begin

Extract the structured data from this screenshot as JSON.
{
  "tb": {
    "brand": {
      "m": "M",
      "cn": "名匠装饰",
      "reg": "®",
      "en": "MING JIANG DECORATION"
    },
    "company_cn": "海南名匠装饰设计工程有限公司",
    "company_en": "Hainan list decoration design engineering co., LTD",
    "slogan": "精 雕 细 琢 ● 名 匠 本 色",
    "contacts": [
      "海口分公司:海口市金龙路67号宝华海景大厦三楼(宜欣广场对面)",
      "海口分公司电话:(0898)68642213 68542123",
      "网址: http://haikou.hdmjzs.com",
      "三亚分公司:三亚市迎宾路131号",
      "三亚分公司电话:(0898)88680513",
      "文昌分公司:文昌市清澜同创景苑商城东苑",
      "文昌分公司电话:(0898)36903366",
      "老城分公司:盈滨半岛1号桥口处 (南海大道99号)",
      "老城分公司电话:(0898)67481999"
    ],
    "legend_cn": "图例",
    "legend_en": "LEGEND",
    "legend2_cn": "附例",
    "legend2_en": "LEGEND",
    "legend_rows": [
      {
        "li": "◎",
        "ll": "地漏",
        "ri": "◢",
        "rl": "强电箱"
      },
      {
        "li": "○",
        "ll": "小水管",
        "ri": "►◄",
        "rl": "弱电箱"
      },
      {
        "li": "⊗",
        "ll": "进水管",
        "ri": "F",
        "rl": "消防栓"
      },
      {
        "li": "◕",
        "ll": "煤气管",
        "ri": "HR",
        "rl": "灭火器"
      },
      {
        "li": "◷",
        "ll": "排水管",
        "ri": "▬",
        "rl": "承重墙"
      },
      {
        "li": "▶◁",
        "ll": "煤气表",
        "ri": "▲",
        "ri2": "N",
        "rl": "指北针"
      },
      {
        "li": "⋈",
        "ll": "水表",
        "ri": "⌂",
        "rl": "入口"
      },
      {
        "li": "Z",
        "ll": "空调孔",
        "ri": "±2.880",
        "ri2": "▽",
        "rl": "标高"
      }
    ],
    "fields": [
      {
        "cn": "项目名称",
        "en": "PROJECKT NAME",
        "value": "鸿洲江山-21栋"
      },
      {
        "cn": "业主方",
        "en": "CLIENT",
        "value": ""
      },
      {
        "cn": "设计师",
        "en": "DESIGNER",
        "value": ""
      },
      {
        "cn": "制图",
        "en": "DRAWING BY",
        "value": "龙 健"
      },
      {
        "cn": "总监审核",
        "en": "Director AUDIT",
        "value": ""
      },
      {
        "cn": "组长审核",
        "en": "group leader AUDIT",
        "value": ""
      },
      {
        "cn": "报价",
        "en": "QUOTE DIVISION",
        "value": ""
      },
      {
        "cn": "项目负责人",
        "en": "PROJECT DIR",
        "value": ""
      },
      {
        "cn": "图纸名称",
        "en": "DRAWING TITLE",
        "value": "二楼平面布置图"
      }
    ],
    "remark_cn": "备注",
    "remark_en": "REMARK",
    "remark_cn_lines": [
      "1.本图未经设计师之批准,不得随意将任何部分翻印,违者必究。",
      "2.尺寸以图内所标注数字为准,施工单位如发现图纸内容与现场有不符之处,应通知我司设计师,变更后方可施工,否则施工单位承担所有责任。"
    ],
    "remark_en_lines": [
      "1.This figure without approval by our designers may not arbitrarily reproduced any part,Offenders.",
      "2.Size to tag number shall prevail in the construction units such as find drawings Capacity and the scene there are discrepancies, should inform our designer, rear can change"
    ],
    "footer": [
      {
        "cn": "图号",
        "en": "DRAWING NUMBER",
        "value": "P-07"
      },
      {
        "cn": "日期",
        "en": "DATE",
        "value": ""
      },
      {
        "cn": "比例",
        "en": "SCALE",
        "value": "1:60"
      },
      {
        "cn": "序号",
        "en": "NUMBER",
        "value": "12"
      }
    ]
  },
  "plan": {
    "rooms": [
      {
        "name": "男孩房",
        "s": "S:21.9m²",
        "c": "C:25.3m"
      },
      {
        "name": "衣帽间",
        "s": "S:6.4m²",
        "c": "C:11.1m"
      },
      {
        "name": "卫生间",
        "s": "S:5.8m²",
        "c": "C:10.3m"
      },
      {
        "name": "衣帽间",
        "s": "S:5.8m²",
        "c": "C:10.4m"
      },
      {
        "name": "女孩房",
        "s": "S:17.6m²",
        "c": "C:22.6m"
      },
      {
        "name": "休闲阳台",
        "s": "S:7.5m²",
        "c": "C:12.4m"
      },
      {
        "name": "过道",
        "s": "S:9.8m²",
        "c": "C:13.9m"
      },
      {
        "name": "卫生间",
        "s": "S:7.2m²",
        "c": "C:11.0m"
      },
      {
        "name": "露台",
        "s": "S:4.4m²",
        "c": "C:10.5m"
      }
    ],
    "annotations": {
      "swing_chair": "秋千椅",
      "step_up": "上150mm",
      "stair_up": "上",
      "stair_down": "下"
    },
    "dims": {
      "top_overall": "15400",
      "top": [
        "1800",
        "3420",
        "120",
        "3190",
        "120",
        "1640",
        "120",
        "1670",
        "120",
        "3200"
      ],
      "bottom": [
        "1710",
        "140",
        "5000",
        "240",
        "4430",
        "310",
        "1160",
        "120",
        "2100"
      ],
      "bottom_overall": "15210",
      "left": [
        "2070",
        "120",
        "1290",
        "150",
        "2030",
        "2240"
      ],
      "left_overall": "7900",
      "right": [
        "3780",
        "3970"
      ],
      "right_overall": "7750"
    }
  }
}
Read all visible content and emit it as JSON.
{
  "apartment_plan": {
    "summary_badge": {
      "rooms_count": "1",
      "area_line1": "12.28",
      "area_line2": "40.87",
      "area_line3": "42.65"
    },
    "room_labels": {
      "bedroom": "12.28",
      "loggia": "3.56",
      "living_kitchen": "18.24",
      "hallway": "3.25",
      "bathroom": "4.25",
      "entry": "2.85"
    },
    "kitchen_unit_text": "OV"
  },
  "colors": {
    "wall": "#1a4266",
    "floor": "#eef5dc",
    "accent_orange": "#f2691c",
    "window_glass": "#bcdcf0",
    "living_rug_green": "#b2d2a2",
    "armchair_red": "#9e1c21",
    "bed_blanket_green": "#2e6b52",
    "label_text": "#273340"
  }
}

end

> The exercise: Give back, exactly as written, the lines from the one with "Read all visible content and emit it as JSON." to the last line.

> Result below:
Read all visible content and emit it as JSON.
{
  "apartment_plan": {
    "summary_badge": {
      "rooms_count": "1",
      "area_line1": "12.28",
      "area_line2": "40.87",
      "area_line3": "42.65"
    },
    "room_labels": {
      "bedroom": "12.28",
      "loggia": "3.56",
      "living_kitchen": "18.24",
      "hallway": "3.25",
      "bathroom": "4.25",
      "entry": "2.85"
    },
    "kitchen_unit_text": "OV"
  },
  "colors": {
    "wall": "#1a4266",
    "floor": "#eef5dc",
    "accent_orange": "#f2691c",
    "window_glass": "#bcdcf0",
    "living_rug_green": "#b2d2a2",
    "armchair_red": "#9e1c21",
    "bed_blanket_green": "#2e6b52",
    "label_text": "#273340"
  }
}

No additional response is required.